═════ Entries shown ═════
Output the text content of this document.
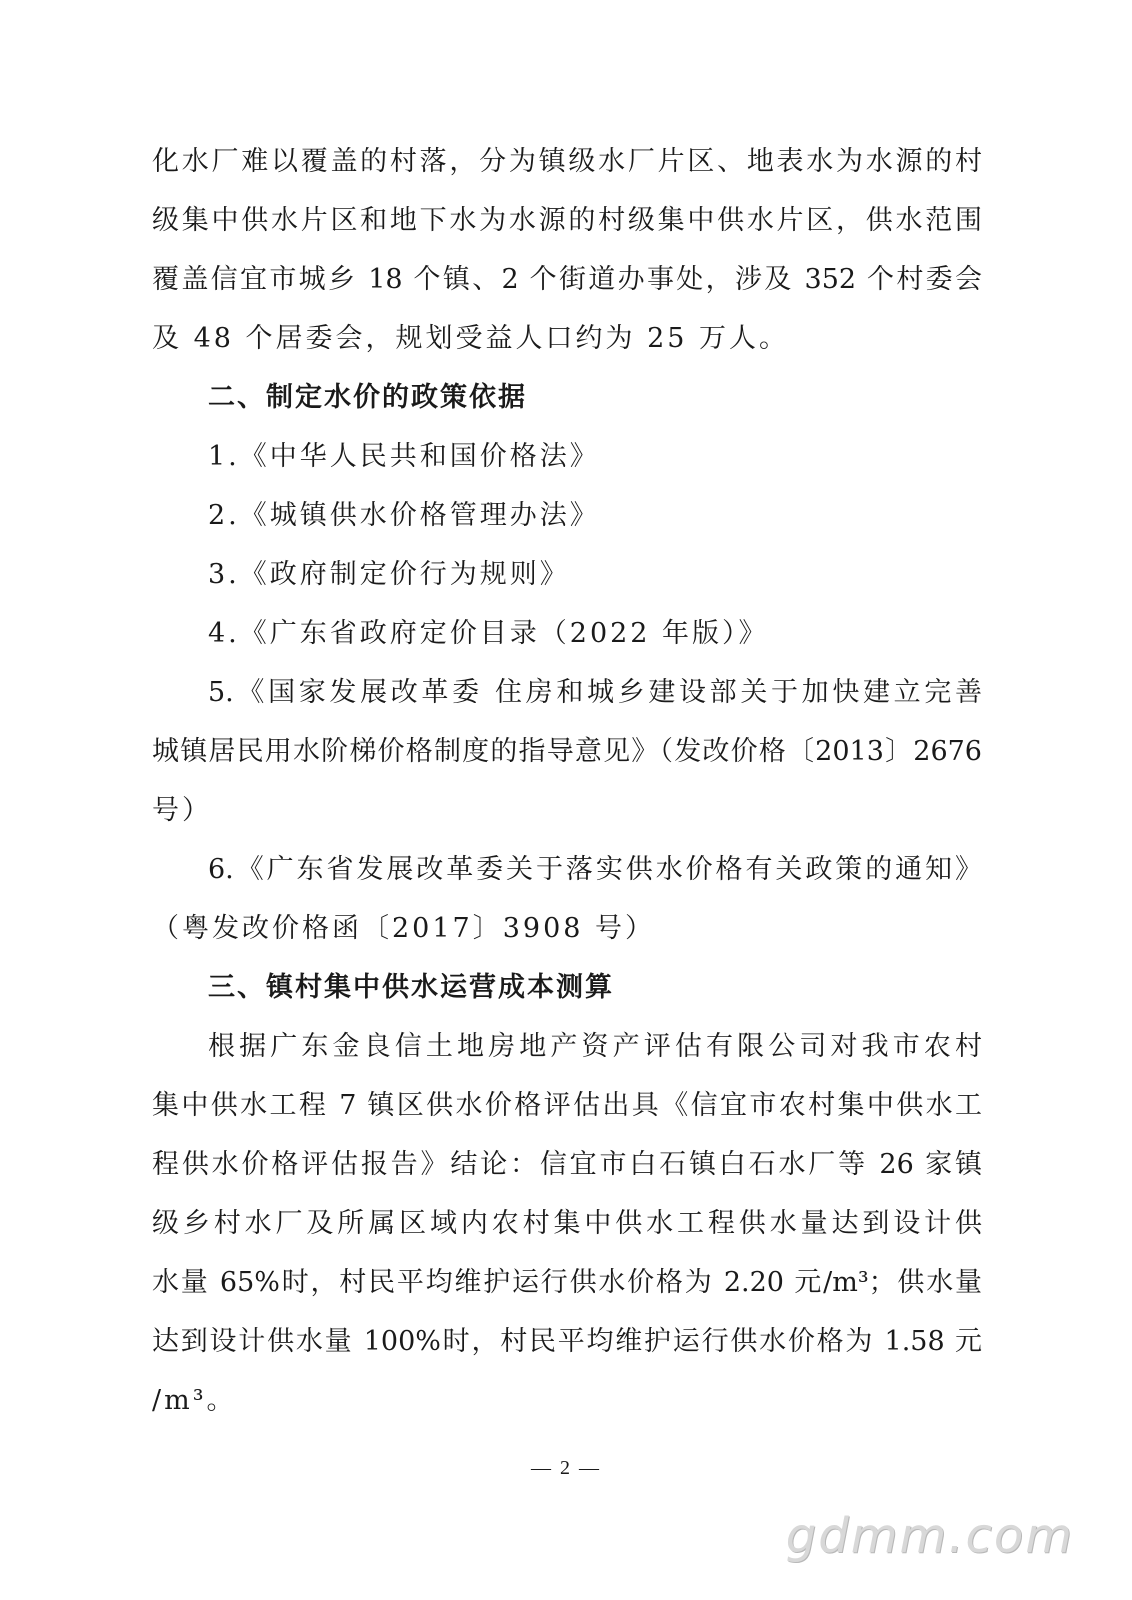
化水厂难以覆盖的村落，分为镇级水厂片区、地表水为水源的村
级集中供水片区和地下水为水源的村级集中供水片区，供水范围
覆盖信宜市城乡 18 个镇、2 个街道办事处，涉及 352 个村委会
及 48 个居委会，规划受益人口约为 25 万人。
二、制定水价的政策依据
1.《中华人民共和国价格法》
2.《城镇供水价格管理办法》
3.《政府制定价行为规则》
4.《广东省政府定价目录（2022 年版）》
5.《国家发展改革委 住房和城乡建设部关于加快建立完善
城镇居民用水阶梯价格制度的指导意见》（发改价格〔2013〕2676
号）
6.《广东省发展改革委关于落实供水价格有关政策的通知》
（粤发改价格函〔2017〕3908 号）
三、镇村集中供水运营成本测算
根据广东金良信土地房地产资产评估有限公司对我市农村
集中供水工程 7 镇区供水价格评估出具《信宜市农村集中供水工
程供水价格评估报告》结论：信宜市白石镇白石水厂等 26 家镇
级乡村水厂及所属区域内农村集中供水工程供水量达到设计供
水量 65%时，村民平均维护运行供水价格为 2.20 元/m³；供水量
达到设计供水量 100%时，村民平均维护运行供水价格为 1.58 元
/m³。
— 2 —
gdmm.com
═════
# [The task]
Pictures in the records above should not be copied. Repeat everything else exactly.

# [Full answer]
Output the text content of this document.
化水厂难以覆盖的村落，分为镇级水厂片区、地表水为水源的村
级集中供水片区和地下水为水源的村级集中供水片区，供水范围
覆盖信宜市城乡 18 个镇、2 个街道办事处，涉及 352 个村委会
及 48 个居委会，规划受益人口约为 25 万人。
二、制定水价的政策依据
1.《中华人民共和国价格法》
2.《城镇供水价格管理办法》
3.《政府制定价行为规则》
4.《广东省政府定价目录（2022 年版）》
5.《国家发展改革委 住房和城乡建设部关于加快建立完善
城镇居民用水阶梯价格制度的指导意见》（发改价格〔2013〕2676
号）
6.《广东省发展改革委关于落实供水价格有关政策的通知》
（粤发改价格函〔2017〕3908 号）
三、镇村集中供水运营成本测算
根据广东金良信土地房地产资产评估有限公司对我市农村
集中供水工程 7 镇区供水价格评估出具《信宜市农村集中供水工
程供水价格评估报告》结论：信宜市白石镇白石水厂等 26 家镇
级乡村水厂及所属区域内农村集中供水工程供水量达到设计供
水量 65%时，村民平均维护运行供水价格为 2.20 元/m³；供水量
达到设计供水量 100%时，村民平均维护运行供水价格为 1.58 元
/m³。
— 2 —
gdmm.com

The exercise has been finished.